◆ **INSTRUCTION**:
Lines containing the string "down" are to be collected in full.

◆ **Stored data**:
---
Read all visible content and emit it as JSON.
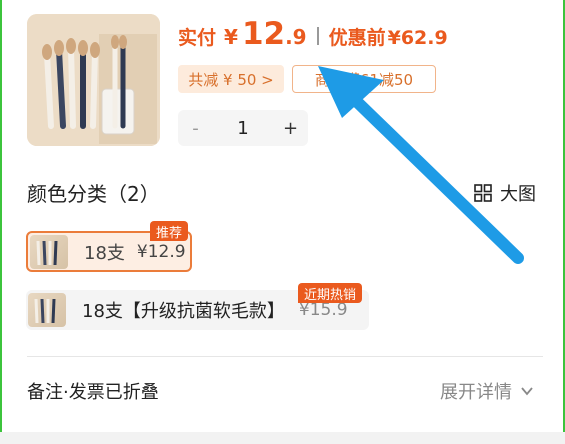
{
  "price": {
    "label": "实付",
    "currency": "¥",
    "integer": "12",
    "decimal": ".9",
    "orig_label": "优惠前",
    "orig_price": "¥62.9"
  },
  "tags": {
    "discount": "共减 ¥ 50 >",
    "shop": "商品满61减50"
  },
  "quantity": {
    "minus": "-",
    "value": "1",
    "plus": "+"
  },
  "section": {
    "title": "颜色分类（2）",
    "view_toggle": "大图"
  },
  "variants": [
    {
      "name": "18支",
      "price": "¥12.9",
      "badge": "推荐",
      "selected": true
    },
    {
      "name": "18支【升级抗菌软毛款】",
      "price": "¥15.9",
      "badge": "近期热销",
      "selected": false
    }
  ],
  "footer": {
    "notes": "备注·发票已折叠",
    "expand": "展开详情"
  },
  "colors": {
    "accent": "#ea5a1e",
    "arrow": "#1e9be6",
    "frame": "#3cc43c"
  },
  "icons": [
    "grid-icon",
    "chevron-down-icon",
    "annotation-arrow"
  ]
}
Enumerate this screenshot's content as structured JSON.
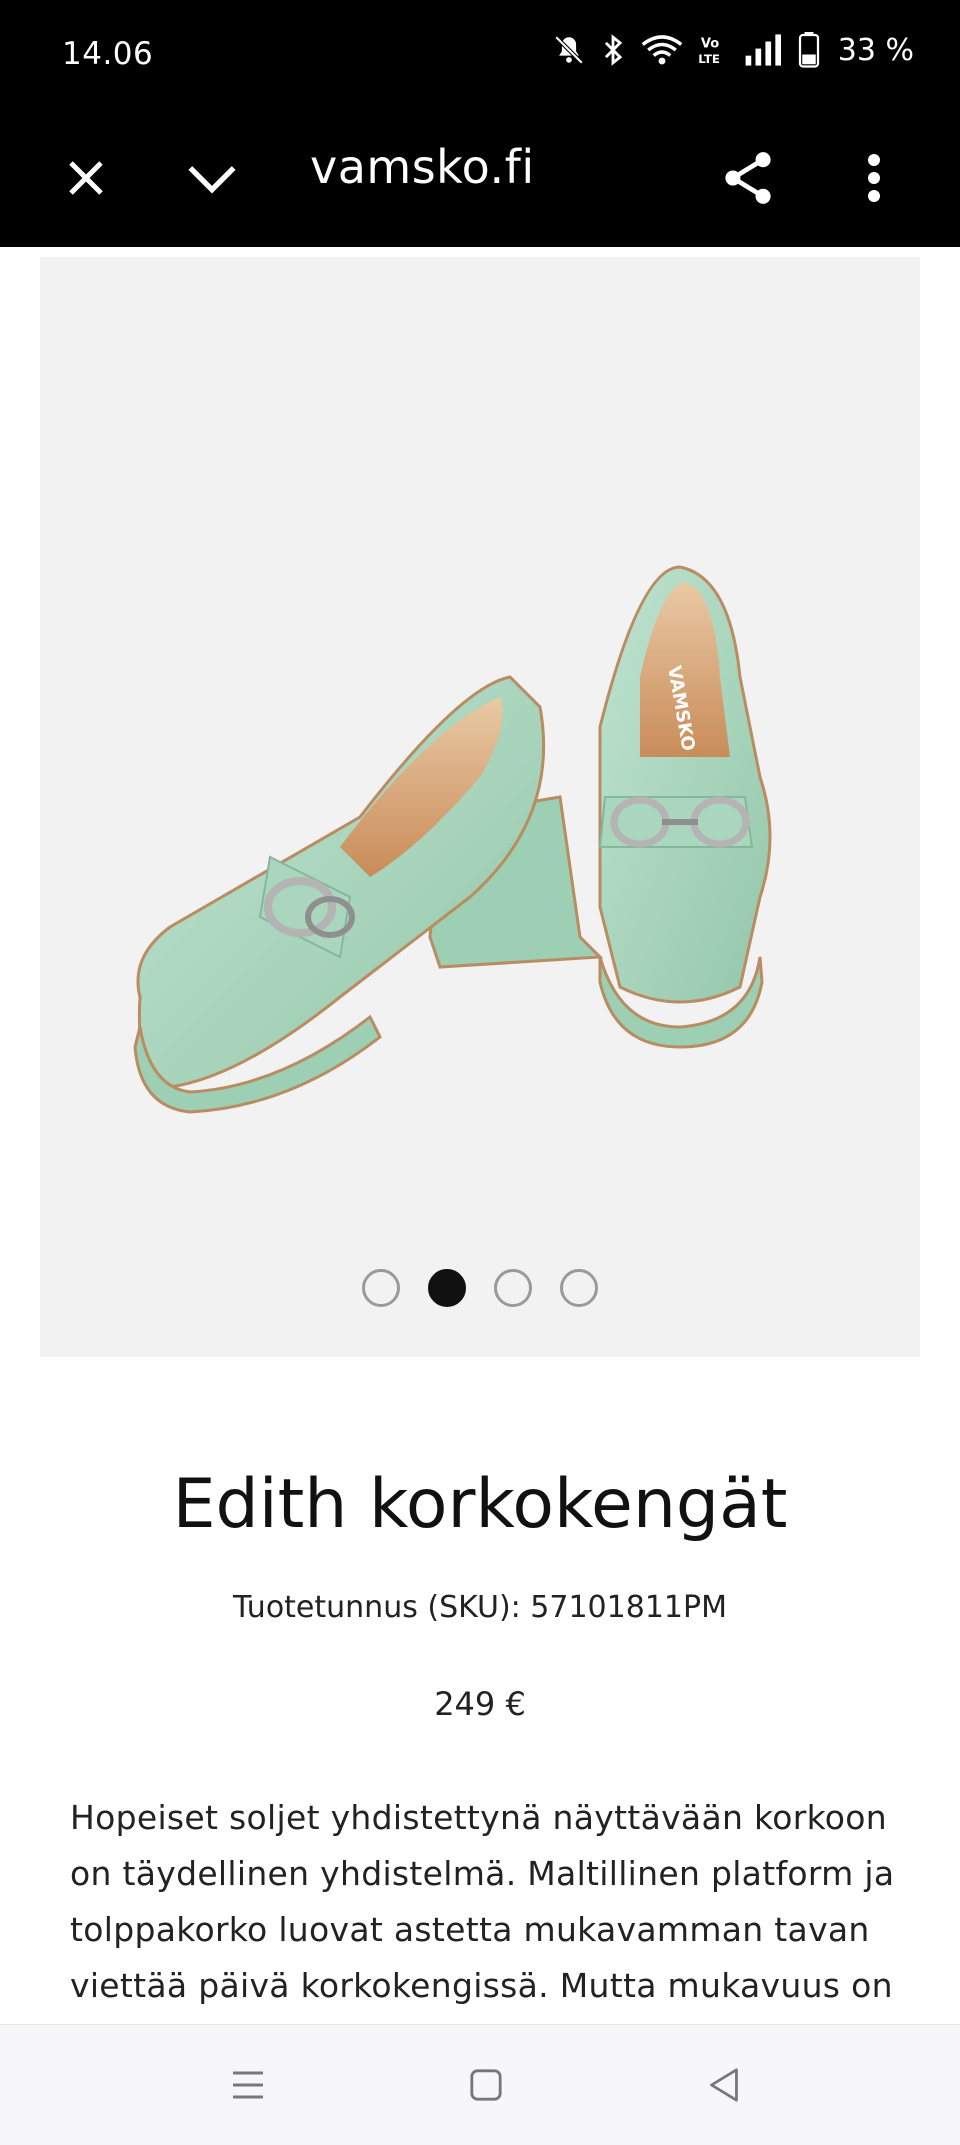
{
  "status_bar": {
    "time": "14.06",
    "battery": "33 %",
    "icons": [
      "mute-icon",
      "bluetooth-icon",
      "wifi-icon",
      "volte-icon",
      "signal-icon",
      "battery-icon"
    ]
  },
  "browser": {
    "url": "vamsko.fi",
    "icons": [
      "close-icon",
      "chevron-down-icon",
      "share-icon",
      "more-vert-icon"
    ]
  },
  "product": {
    "image_alt": "Mint green platform loafer heels",
    "carousel": {
      "count": 4,
      "active_index": 1
    },
    "title": "Edith korkokengät",
    "sku": "Tuotetunnus (SKU): 57101811PM",
    "price": "249 €",
    "description": "Hopeiset soljet yhdistettynä näyttävään korkoon on täydellinen yhdistelmä. Maltillinen platform ja tolppakorko luovat astetta mukavamman tavan viettää päivä korkokengissä. Mutta mukavuus on"
  },
  "nav": {
    "icons": [
      "recent-apps-icon",
      "home-icon",
      "back-icon"
    ]
  },
  "colors": {
    "shoe": "#a8d5bd",
    "background_image": "#f2f2f2",
    "bar": "#000000"
  }
}
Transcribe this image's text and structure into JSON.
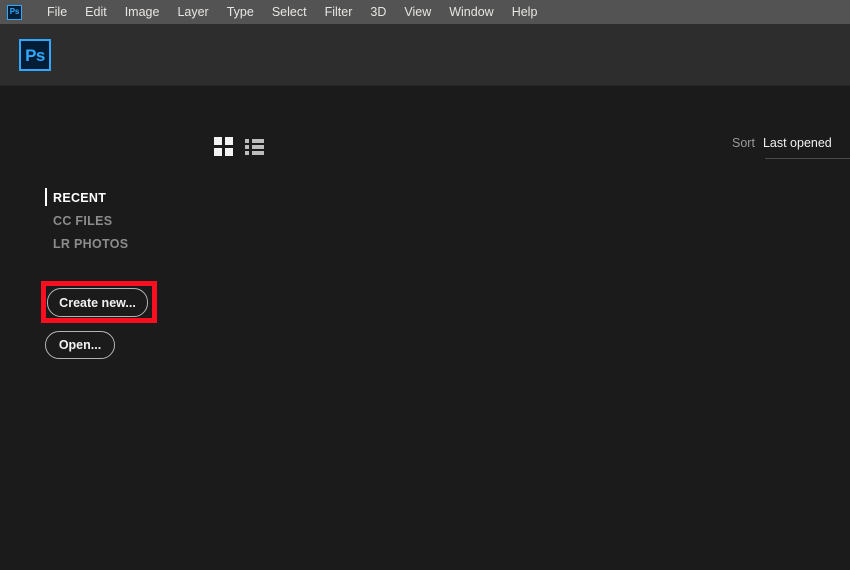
{
  "app": {
    "name": "Adobe Photoshop",
    "logo_text": "Ps",
    "logo_icon": "photoshop-logo-icon",
    "accent_color": "#31a8ff",
    "menubar_bg": "#535353",
    "header_bg": "#2d2d2d",
    "content_bg": "#1b1b1b"
  },
  "menubar": {
    "items": [
      {
        "label": "File"
      },
      {
        "label": "Edit"
      },
      {
        "label": "Image"
      },
      {
        "label": "Layer"
      },
      {
        "label": "Type"
      },
      {
        "label": "Select"
      },
      {
        "label": "Filter"
      },
      {
        "label": "3D"
      },
      {
        "label": "View"
      },
      {
        "label": "Window"
      },
      {
        "label": "Help"
      }
    ]
  },
  "toolbar": {
    "view_grid_icon": "grid-view-icon",
    "view_list_icon": "list-view-icon",
    "sort_label": "Sort",
    "sort_value": "Last opened"
  },
  "sidebar": {
    "items": [
      {
        "label": "RECENT",
        "active": true
      },
      {
        "label": "CC FILES",
        "active": false
      },
      {
        "label": "LR PHOTOS",
        "active": false
      }
    ]
  },
  "actions": {
    "create_new_label": "Create new...",
    "open_label": "Open..."
  },
  "annotation": {
    "target": "create-new-button",
    "color": "#fa0f20"
  }
}
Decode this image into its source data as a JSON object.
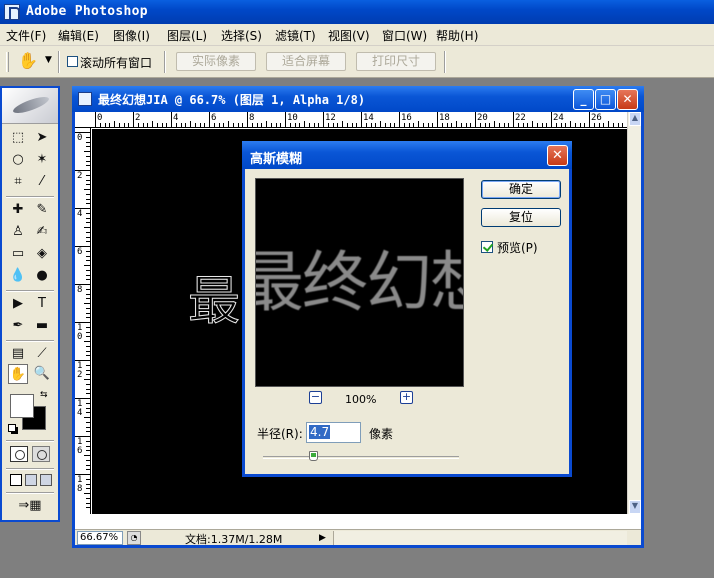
{
  "app": {
    "title": "Adobe Photoshop"
  },
  "menu": [
    {
      "label": "文件(F)"
    },
    {
      "label": "编辑(E)"
    },
    {
      "label": "图像(I)"
    },
    {
      "label": "图层(L)"
    },
    {
      "label": "选择(S)"
    },
    {
      "label": "滤镜(T)"
    },
    {
      "label": "视图(V)"
    },
    {
      "label": "窗口(W)"
    },
    {
      "label": "帮助(H)"
    }
  ],
  "options_bar": {
    "scroll_all_windows": "滚动所有窗口",
    "actual_pixels": "实际像素",
    "fit_screen": "适合屏幕",
    "print_size": "打印尺寸"
  },
  "document": {
    "title": "最终幻想JIA @ 66.7% (图层 1, Alpha 1/8)",
    "ruler_top": [
      "0",
      "2",
      "4",
      "6",
      "8",
      "10",
      "12",
      "14",
      "16",
      "18",
      "20",
      "22",
      "24",
      "26"
    ],
    "ruler_left": [
      "0",
      "2",
      "4",
      "6",
      "8",
      "10",
      "12",
      "14",
      "16",
      "18"
    ],
    "canvas_text": "最",
    "zoom": "66.67%",
    "doc_size": "文档:1.37M/1.28M"
  },
  "dialog": {
    "title": "高斯模糊",
    "preview_text": "最终幻想",
    "zoom_level": "100%",
    "ok": "确定",
    "reset": "复位",
    "preview_label": "预览(P)",
    "preview_checked": true,
    "radius_label": "半径(R):",
    "radius_value": "4.7",
    "radius_unit": "像素"
  },
  "colors": {
    "foreground": "#ffffff",
    "background": "#000000",
    "title_blue": "#0a4ad0"
  }
}
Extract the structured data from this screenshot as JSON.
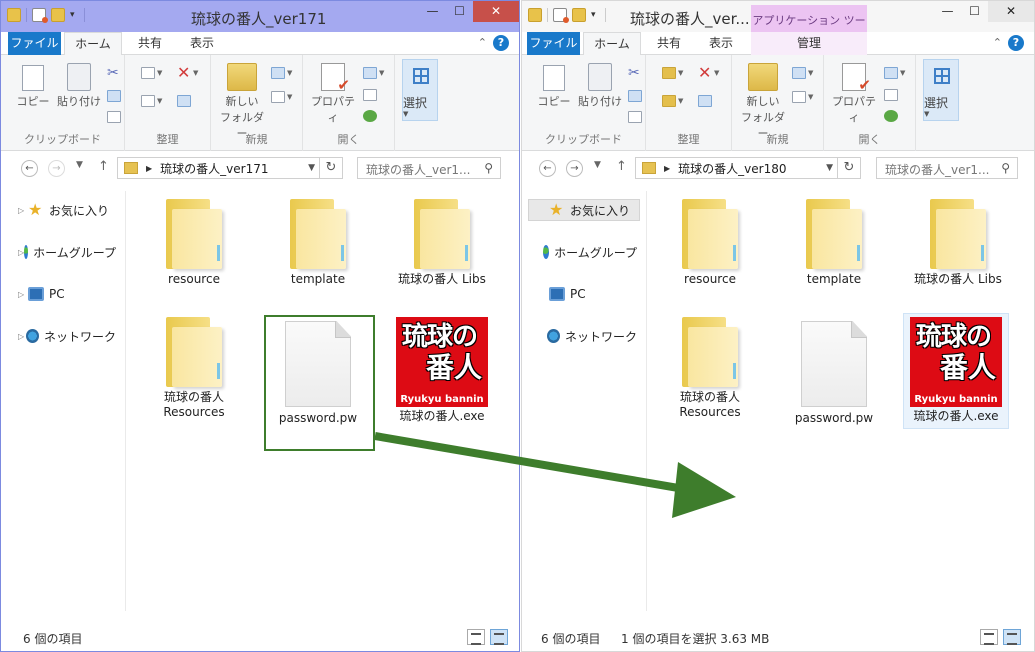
{
  "windows": {
    "left": {
      "title": "琉球の番人_ver171",
      "path": "琉球の番人_ver171",
      "search_placeholder": "琉球の番人_ver1...",
      "items": [
        {
          "label": "resource",
          "type": "folder"
        },
        {
          "label": "template",
          "type": "folder"
        },
        {
          "label": "琉球の番人 Libs",
          "type": "folder"
        },
        {
          "label": "琉球の番人\nResources",
          "type": "folder"
        },
        {
          "label": "password.pw",
          "type": "file"
        },
        {
          "label": "琉球の番人.exe",
          "type": "exe"
        }
      ],
      "status_count": "6 個の項目",
      "status_selection": ""
    },
    "right": {
      "title": "琉球の番人_ver...",
      "context_tab_title": "アプリケーション ツール",
      "path": "琉球の番人_ver180",
      "search_placeholder": "琉球の番人_ver1...",
      "items": [
        {
          "label": "resource",
          "type": "folder"
        },
        {
          "label": "template",
          "type": "folder"
        },
        {
          "label": "琉球の番人 Libs",
          "type": "folder"
        },
        {
          "label": "琉球の番人\nResources",
          "type": "folder"
        },
        {
          "label": "password.pw",
          "type": "file"
        },
        {
          "label": "琉球の番人.exe",
          "type": "exe"
        }
      ],
      "status_count": "6 個の項目",
      "status_selection": "1 個の項目を選択 3.63 MB"
    }
  },
  "tabs": {
    "file": "ファイル",
    "home": "ホーム",
    "share": "共有",
    "view": "表示",
    "manage": "管理"
  },
  "ribbon": {
    "copy": "コピー",
    "paste": "貼り付け",
    "clipboard_group": "クリップボード",
    "organize_group": "整理",
    "new_folder_line1": "新しい",
    "new_folder_line2": "フォルダー",
    "new_group": "新規",
    "properties": "プロパティ",
    "open_group": "開く",
    "select": "選択"
  },
  "nav": {
    "favorites": "お気に入り",
    "homegroup": "ホームグループ",
    "pc": "PC",
    "network": "ネットワーク"
  },
  "exe_icon": {
    "line1": "琉球の",
    "line2": "番人",
    "line3": "Ryukyu bannin"
  },
  "colors": {
    "left_titlebar": "#a4a9f0",
    "file_tab": "#1979ca",
    "arrow": "#3e7d2c",
    "exe_red": "#dd0b14"
  }
}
---
◆ **OUTPUT BELOW**:
    "chevron-down-icon",
      "chevron-down-icon",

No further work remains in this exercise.